▶ REQUIRED WORK:
Check every line below for the word "JSON" and copy the ones that have it.
━━━━━━━━━━━━━━━━━━━━━━━━━━━━━━
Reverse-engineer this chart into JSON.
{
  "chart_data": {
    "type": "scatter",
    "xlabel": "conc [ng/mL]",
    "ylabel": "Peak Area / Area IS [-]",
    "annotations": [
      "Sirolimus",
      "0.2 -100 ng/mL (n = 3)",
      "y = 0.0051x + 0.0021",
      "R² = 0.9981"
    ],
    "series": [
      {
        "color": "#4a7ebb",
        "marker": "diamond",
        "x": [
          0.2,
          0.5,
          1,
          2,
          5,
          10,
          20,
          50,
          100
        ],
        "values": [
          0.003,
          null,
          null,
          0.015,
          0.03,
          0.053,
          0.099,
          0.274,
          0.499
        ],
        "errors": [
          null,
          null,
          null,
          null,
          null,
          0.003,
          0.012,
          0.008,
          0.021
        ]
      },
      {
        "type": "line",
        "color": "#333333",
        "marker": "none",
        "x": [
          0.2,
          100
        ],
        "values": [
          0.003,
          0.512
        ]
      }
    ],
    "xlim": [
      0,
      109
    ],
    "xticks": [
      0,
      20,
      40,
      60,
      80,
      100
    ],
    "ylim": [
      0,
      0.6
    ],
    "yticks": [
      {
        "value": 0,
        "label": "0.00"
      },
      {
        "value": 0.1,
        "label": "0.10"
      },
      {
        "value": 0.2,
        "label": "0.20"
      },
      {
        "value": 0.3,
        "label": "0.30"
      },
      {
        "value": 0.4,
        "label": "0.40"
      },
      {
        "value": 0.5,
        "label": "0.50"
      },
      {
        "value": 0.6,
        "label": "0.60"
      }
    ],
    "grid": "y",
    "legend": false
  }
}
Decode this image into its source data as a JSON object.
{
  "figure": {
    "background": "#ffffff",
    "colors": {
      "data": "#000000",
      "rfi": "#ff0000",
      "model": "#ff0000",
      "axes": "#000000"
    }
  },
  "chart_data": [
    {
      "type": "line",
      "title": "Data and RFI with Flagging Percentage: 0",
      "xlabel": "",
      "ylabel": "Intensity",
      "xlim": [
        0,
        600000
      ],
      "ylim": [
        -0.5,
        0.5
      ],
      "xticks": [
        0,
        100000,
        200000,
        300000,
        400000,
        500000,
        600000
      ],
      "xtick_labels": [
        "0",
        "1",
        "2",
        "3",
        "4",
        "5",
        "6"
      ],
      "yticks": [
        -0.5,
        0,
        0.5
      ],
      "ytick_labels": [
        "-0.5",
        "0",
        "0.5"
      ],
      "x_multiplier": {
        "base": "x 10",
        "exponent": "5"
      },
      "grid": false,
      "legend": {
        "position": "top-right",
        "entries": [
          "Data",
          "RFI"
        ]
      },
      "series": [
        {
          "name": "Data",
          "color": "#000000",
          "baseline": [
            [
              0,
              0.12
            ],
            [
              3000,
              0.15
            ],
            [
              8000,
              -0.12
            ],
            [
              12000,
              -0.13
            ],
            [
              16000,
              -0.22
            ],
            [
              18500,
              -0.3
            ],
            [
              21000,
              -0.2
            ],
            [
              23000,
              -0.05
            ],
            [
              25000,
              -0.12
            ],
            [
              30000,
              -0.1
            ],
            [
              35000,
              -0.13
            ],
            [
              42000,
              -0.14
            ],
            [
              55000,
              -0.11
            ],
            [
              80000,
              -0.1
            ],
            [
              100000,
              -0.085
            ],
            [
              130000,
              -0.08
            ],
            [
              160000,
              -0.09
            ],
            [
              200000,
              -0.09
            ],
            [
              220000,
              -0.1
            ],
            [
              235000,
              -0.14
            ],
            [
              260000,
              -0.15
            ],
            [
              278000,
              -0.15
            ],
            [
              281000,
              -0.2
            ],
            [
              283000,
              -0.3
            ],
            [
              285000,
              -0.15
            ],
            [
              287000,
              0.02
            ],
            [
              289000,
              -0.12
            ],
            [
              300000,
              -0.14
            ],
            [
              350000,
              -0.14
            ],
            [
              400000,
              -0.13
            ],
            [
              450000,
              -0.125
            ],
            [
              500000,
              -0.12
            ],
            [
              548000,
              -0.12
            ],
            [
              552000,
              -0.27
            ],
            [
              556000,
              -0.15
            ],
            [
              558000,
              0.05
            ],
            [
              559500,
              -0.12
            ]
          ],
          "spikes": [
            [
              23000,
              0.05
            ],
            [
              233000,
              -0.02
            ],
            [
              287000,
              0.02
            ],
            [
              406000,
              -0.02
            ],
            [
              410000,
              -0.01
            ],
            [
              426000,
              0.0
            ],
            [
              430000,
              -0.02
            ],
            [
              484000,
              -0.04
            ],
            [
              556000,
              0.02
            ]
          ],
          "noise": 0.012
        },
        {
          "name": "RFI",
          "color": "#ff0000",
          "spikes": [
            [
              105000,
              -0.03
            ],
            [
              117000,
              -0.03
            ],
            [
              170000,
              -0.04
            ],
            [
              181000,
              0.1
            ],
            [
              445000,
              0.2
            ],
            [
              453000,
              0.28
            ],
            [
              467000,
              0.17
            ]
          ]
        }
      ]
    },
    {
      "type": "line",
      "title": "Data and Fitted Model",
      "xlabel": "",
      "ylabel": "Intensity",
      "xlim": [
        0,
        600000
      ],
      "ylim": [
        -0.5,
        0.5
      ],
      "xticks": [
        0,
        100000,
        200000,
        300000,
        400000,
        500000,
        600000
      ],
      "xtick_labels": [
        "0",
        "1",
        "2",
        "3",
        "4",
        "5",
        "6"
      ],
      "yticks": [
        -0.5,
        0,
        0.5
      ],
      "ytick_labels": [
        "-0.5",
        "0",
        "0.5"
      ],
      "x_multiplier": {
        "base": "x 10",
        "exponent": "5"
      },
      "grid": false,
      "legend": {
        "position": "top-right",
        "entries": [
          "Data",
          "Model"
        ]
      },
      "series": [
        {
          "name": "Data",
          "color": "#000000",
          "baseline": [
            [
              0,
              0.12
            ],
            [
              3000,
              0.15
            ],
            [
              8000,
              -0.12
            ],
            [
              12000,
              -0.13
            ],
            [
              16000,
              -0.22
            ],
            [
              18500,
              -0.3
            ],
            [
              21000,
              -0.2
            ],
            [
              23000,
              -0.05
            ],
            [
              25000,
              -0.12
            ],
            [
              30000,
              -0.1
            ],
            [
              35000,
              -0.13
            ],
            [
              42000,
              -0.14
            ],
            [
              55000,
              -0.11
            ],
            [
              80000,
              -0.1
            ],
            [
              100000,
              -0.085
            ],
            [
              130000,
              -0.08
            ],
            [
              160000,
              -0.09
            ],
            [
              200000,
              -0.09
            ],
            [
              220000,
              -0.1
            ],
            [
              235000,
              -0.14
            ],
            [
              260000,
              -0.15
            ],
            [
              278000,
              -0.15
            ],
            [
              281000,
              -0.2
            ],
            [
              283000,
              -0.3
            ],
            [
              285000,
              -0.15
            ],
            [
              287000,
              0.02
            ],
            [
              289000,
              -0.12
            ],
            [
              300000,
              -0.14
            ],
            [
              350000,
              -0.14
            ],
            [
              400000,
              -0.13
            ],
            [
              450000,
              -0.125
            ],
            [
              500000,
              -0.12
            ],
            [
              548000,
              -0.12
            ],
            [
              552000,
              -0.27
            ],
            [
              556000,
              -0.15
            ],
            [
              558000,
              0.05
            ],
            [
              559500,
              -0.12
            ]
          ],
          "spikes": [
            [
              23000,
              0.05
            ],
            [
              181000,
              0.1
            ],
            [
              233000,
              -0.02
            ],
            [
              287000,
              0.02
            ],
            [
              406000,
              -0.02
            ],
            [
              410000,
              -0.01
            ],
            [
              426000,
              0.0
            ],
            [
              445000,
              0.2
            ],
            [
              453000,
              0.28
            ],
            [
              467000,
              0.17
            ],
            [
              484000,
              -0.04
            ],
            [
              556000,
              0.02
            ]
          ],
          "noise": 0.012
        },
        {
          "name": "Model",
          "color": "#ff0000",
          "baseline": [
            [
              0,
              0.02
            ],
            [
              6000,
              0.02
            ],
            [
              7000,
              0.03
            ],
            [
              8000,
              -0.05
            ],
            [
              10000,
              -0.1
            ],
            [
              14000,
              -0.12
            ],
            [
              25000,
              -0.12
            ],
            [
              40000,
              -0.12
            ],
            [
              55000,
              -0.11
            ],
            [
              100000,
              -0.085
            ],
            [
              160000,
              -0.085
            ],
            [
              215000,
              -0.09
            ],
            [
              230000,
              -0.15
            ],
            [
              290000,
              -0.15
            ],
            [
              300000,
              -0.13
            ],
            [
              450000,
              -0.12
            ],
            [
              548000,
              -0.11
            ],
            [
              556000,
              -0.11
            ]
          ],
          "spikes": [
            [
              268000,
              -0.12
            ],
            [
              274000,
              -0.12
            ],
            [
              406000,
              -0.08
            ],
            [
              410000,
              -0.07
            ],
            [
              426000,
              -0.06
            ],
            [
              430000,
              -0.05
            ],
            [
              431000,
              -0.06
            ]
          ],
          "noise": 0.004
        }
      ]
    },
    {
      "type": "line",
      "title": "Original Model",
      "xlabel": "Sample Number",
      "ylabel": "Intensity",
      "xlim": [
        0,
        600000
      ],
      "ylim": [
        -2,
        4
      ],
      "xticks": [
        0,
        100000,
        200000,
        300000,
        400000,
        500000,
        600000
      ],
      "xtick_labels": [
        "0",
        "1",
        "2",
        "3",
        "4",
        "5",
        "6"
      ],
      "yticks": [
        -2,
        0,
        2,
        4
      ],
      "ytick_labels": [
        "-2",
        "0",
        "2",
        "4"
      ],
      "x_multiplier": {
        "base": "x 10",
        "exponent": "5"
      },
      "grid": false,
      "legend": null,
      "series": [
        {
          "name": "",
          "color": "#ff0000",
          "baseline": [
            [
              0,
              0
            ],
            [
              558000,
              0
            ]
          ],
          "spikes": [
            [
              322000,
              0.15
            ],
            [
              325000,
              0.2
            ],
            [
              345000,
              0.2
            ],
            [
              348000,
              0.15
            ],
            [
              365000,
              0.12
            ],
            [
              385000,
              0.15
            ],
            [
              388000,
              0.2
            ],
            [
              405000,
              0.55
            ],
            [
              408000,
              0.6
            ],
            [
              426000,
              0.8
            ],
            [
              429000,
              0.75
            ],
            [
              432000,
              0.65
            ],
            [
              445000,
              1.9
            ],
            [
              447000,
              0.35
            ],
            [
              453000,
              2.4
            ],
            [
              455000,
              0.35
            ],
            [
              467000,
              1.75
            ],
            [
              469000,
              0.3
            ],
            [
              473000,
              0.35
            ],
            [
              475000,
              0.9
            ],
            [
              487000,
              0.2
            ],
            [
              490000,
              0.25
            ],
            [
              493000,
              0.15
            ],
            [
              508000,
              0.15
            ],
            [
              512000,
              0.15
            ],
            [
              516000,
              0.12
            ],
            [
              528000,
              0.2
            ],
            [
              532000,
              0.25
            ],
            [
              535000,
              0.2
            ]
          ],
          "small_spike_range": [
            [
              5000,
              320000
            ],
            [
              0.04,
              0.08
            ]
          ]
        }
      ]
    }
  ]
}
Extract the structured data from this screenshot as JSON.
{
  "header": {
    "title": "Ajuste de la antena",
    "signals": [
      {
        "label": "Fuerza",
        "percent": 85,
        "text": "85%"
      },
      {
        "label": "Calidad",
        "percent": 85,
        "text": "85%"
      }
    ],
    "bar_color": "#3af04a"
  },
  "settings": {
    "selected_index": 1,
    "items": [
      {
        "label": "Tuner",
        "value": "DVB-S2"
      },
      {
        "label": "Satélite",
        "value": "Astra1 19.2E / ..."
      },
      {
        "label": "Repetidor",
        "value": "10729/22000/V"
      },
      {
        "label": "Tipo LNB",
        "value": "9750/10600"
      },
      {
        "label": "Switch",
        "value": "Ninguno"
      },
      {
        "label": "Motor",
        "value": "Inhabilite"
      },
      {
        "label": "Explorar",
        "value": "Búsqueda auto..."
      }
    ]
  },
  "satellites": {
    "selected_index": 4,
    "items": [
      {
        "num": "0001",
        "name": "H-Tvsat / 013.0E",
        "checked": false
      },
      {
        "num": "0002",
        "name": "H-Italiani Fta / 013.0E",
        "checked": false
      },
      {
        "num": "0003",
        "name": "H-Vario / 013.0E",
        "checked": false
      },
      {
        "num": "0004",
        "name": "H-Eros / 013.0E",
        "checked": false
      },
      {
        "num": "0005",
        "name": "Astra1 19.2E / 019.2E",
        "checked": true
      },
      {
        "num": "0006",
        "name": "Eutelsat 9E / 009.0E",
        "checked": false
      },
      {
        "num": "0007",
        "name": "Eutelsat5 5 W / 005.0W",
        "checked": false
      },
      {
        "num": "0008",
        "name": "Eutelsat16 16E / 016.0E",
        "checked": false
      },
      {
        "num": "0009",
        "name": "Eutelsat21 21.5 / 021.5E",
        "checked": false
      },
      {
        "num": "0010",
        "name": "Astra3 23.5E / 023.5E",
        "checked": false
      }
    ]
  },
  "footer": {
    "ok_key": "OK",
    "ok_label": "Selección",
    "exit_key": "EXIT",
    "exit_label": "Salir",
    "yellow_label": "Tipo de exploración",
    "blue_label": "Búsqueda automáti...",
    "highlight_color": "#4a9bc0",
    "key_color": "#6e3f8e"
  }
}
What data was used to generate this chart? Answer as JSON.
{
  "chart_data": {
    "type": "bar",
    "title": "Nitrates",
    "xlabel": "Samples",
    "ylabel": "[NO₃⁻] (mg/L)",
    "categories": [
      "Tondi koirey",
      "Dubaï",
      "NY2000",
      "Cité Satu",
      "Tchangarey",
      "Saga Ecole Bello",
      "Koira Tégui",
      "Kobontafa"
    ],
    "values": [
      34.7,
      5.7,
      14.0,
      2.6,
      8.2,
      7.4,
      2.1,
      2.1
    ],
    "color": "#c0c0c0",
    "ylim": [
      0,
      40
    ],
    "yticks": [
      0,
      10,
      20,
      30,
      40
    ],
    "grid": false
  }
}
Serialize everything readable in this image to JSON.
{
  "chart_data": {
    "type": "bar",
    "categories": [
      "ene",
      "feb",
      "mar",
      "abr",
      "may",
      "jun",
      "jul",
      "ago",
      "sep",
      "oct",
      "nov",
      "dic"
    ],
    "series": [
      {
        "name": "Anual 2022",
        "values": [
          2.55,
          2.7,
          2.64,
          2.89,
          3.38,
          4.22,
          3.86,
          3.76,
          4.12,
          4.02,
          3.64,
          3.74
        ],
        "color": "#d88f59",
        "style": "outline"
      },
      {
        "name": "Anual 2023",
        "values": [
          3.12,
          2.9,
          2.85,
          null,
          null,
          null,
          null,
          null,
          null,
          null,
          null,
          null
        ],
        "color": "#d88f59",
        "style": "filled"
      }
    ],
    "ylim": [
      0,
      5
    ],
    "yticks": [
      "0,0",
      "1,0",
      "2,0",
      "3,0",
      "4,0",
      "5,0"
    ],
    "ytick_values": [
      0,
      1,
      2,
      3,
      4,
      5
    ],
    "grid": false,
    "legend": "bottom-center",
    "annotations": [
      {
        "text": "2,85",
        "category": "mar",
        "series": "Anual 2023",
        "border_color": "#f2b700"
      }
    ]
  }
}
━━━━━━━━━━━━━━━━━━━━━━━━━━━━━━
▶ SOLUTION BELOW:
Reverse-engineer this chart into JSON.
Decode this image into its source data as a JSON object.
Extract the structured data from this screenshot as JSON.
What data was used to generate this chart? Answer as JSON.
Serialize everything readable in this image to JSON.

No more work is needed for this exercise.